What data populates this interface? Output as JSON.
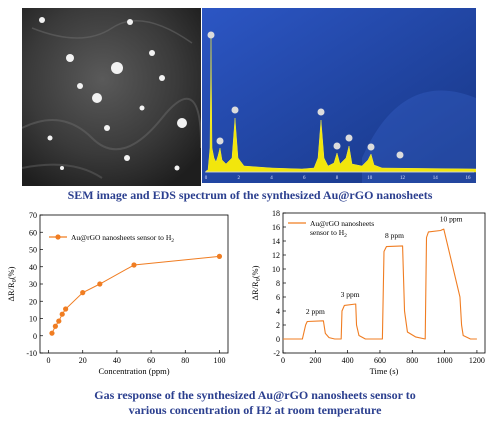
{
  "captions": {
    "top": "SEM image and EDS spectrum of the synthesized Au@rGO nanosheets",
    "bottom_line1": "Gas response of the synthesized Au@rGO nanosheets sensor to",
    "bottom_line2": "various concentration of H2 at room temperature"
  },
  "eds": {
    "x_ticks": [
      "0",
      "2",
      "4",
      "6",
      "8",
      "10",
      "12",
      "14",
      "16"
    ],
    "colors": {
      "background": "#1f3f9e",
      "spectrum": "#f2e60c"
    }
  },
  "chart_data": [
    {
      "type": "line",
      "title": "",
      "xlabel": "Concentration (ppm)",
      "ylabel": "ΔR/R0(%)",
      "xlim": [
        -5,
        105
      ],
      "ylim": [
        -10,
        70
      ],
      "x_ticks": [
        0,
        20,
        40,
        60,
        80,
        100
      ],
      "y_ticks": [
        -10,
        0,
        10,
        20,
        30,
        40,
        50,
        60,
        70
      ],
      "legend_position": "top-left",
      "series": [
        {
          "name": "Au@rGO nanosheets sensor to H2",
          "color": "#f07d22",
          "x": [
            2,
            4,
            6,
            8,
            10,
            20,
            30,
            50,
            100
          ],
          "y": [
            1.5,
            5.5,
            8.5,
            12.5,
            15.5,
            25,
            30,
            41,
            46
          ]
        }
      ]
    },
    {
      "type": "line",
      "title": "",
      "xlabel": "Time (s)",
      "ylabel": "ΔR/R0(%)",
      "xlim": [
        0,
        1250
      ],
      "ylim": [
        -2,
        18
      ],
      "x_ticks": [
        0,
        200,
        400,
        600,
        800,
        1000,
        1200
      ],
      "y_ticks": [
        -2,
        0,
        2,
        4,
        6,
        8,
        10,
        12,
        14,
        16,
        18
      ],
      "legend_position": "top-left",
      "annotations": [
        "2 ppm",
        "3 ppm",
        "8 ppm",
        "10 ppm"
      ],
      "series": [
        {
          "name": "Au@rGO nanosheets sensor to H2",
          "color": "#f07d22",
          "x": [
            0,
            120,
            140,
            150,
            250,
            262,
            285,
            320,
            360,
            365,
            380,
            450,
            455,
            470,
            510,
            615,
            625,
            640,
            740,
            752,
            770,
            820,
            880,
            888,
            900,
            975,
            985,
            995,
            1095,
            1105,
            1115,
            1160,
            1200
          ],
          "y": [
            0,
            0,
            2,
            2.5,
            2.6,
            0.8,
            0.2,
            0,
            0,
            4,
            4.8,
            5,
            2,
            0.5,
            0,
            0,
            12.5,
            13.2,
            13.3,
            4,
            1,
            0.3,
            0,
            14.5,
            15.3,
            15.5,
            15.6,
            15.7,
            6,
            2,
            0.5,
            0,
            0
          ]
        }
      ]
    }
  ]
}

#### [EXERCISE DIRECTIONS]
Repeat the data exactly in full, omitting its pictures.

#### [FULL RESPONSE]
What data populates this interface? Output as JSON.
{
  "captions": {
    "top": "SEM image and EDS spectrum of the synthesized Au@rGO nanosheets",
    "bottom_line1": "Gas response of the synthesized Au@rGO nanosheets sensor to",
    "bottom_line2": "various concentration of H2 at room temperature"
  },
  "eds": {
    "x_ticks": [
      "0",
      "2",
      "4",
      "6",
      "8",
      "10",
      "12",
      "14",
      "16"
    ],
    "colors": {
      "background": "#1f3f9e",
      "spectrum": "#f2e60c"
    }
  },
  "chart_data": [
    {
      "type": "line",
      "title": "",
      "xlabel": "Concentration (ppm)",
      "ylabel": "ΔR/R0(%)",
      "xlim": [
        -5,
        105
      ],
      "ylim": [
        -10,
        70
      ],
      "x_ticks": [
        0,
        20,
        40,
        60,
        80,
        100
      ],
      "y_ticks": [
        -10,
        0,
        10,
        20,
        30,
        40,
        50,
        60,
        70
      ],
      "legend_position": "top-left",
      "series": [
        {
          "name": "Au@rGO nanosheets sensor to H2",
          "color": "#f07d22",
          "x": [
            2,
            4,
            6,
            8,
            10,
            20,
            30,
            50,
            100
          ],
          "y": [
            1.5,
            5.5,
            8.5,
            12.5,
            15.5,
            25,
            30,
            41,
            46
          ]
        }
      ]
    },
    {
      "type": "line",
      "title": "",
      "xlabel": "Time (s)",
      "ylabel": "ΔR/R0(%)",
      "xlim": [
        0,
        1250
      ],
      "ylim": [
        -2,
        18
      ],
      "x_ticks": [
        0,
        200,
        400,
        600,
        800,
        1000,
        1200
      ],
      "y_ticks": [
        -2,
        0,
        2,
        4,
        6,
        8,
        10,
        12,
        14,
        16,
        18
      ],
      "legend_position": "top-left",
      "annotations": [
        "2 ppm",
        "3 ppm",
        "8 ppm",
        "10 ppm"
      ],
      "series": [
        {
          "name": "Au@rGO nanosheets sensor to H2",
          "color": "#f07d22",
          "x": [
            0,
            120,
            140,
            150,
            250,
            262,
            285,
            320,
            360,
            365,
            380,
            450,
            455,
            470,
            510,
            615,
            625,
            640,
            740,
            752,
            770,
            820,
            880,
            888,
            900,
            975,
            985,
            995,
            1095,
            1105,
            1115,
            1160,
            1200
          ],
          "y": [
            0,
            0,
            2,
            2.5,
            2.6,
            0.8,
            0.2,
            0,
            0,
            4,
            4.8,
            5,
            2,
            0.5,
            0,
            0,
            12.5,
            13.2,
            13.3,
            4,
            1,
            0.3,
            0,
            14.5,
            15.3,
            15.5,
            15.6,
            15.7,
            6,
            2,
            0.5,
            0,
            0
          ]
        }
      ]
    }
  ]
}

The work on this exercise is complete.